(Collection entries)
☆ ☆ ☆ ☆ ☆
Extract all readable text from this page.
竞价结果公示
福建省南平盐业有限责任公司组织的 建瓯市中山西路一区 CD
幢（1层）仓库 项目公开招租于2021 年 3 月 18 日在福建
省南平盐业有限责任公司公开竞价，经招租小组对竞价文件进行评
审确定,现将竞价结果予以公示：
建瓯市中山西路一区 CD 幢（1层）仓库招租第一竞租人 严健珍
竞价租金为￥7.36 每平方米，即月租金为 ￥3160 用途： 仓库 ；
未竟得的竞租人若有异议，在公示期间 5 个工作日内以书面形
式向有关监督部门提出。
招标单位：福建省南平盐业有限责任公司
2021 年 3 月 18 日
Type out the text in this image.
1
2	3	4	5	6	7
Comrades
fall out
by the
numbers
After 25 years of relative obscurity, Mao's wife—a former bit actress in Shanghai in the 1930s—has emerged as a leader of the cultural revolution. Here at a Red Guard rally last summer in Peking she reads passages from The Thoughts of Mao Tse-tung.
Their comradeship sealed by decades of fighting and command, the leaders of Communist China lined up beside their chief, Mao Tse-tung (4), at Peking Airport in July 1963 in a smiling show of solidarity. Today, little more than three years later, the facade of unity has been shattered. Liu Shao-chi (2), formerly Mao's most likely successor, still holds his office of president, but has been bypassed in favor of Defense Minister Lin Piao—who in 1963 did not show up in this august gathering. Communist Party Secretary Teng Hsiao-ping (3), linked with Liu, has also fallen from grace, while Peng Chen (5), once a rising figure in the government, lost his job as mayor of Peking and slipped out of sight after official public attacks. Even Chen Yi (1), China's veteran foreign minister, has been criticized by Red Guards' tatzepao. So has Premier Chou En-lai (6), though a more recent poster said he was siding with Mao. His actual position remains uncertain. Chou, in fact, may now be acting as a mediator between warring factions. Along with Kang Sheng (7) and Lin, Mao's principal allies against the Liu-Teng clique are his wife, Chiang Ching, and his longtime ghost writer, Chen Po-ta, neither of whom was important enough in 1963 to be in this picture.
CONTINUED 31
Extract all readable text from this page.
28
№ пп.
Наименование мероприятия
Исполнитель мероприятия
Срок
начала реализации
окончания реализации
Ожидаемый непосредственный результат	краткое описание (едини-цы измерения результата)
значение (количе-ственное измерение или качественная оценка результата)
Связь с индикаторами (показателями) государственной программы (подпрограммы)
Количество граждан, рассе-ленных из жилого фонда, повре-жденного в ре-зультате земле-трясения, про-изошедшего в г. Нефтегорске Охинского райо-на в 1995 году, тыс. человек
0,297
☆ ☆ ☆ ☆ ☆
■ INSTRUCTION: Pick out all the lines with the word "результата" in them and copy them.

■ RESPONSE FOR THIS EXERCISE:
Ожидаемый непосредственный результат	краткое описание (едини-цы измерения результата)
значение (количе-ственное измерение или качественная оценка результата)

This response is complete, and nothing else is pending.